From the records below, extract all the text exactly and leave the images behind.

[Records]

-------

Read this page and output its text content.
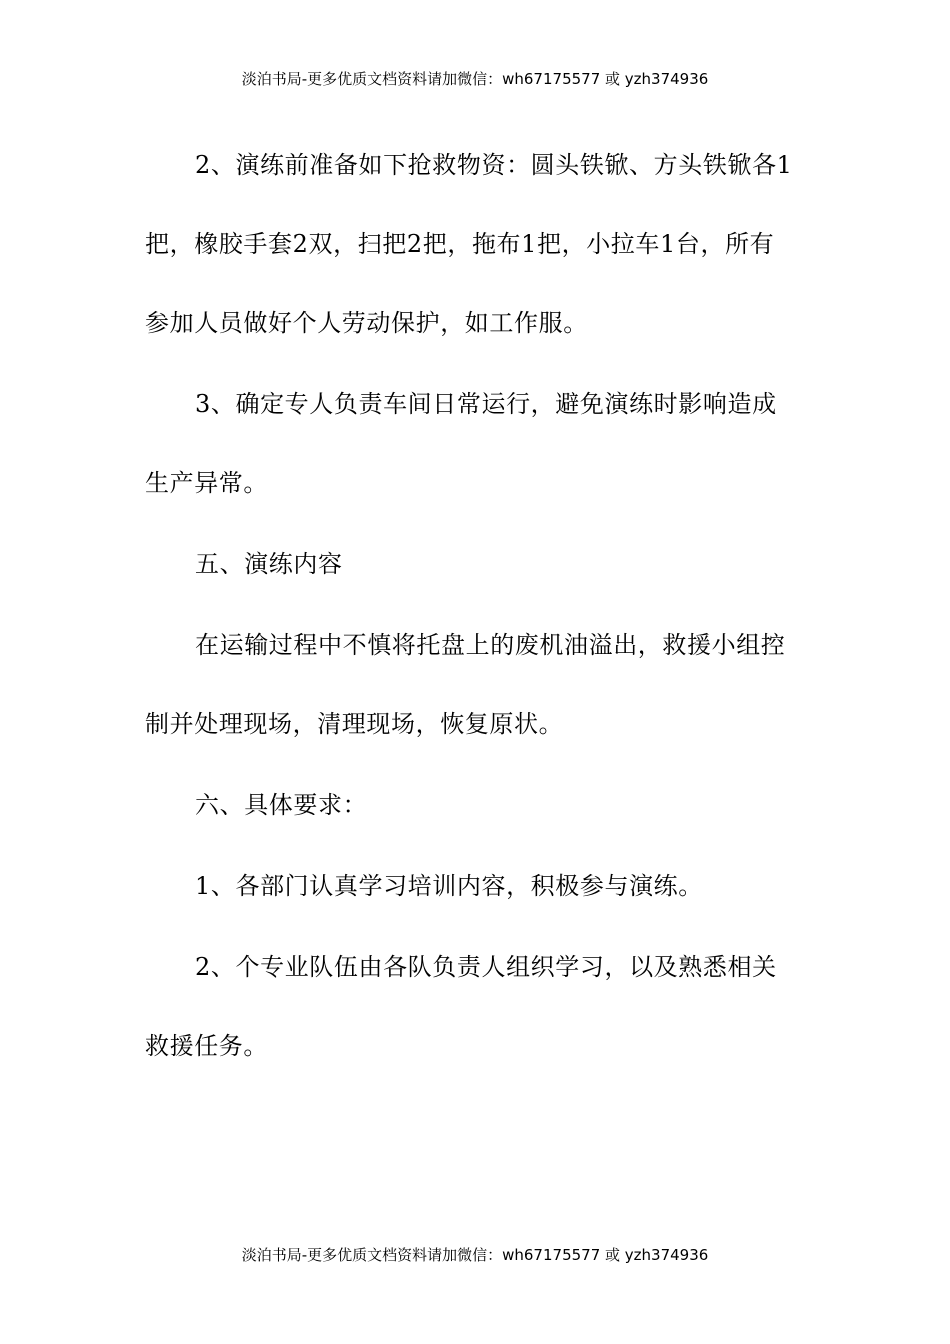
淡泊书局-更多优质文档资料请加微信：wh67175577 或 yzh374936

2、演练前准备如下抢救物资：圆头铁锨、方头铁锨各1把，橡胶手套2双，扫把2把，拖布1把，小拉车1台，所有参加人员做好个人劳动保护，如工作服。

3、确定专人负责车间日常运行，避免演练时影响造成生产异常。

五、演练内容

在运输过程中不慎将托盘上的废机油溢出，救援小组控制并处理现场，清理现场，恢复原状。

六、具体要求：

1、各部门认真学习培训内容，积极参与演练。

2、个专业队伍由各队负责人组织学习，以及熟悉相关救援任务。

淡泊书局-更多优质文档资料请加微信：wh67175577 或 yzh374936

-------

--- ANSWER BELOW ---
Read this page and output its text content.
淡泊书局-更多优质文档资料请加微信：wh67175577 或 yzh374936

2、演练前准备如下抢救物资：圆头铁锨、方头铁锨各1把，橡胶手套2双，扫把2把，拖布1把，小拉车1台，所有参加人员做好个人劳动保护，如工作服。

3、确定专人负责车间日常运行，避免演练时影响造成生产异常。

五、演练内容

在运输过程中不慎将托盘上的废机油溢出，救援小组控制并处理现场，清理现场，恢复原状。

六、具体要求：

1、各部门认真学习培训内容，积极参与演练。

2、个专业队伍由各队负责人组织学习，以及熟悉相关救援任务。

淡泊书局-更多优质文档资料请加微信：wh67175577 或 yzh374936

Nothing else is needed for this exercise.